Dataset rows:
──────────────────────────────

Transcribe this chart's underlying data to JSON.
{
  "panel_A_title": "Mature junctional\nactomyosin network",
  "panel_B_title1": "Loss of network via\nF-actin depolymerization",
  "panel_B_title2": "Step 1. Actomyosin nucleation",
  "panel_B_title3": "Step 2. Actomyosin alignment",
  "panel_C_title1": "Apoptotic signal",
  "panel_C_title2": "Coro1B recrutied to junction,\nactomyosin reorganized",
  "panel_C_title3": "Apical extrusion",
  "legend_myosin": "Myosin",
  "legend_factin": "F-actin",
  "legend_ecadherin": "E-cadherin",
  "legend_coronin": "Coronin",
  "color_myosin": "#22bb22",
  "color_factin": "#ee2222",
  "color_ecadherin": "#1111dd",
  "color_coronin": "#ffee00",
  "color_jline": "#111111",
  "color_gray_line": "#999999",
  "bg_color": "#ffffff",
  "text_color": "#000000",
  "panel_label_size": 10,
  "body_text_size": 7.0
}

──────────────────────────────

### Written instruction
Reproduce the full listing exactly.

### Worked solution
Transcribe this chart's underlying data to JSON.
{
  "panel_A_title": "Mature junctional\nactomyosin network",
  "panel_B_title1": "Loss of network via\nF-actin depolymerization",
  "panel_B_title2": "Step 1. Actomyosin nucleation",
  "panel_B_title3": "Step 2. Actomyosin alignment",
  "panel_C_title1": "Apoptotic signal",
  "panel_C_title2": "Coro1B recrutied to junction,\nactomyosin reorganized",
  "panel_C_title3": "Apical extrusion",
  "legend_myosin": "Myosin",
  "legend_factin": "F-actin",
  "legend_ecadherin": "E-cadherin",
  "legend_coronin": "Coronin",
  "color_myosin": "#22bb22",
  "color_factin": "#ee2222",
  "color_ecadherin": "#1111dd",
  "color_coronin": "#ffee00",
  "color_jline": "#111111",
  "color_gray_line": "#999999",
  "bg_color": "#ffffff",
  "text_color": "#000000",
  "panel_label_size": 10,
  "body_text_size": 7.0
}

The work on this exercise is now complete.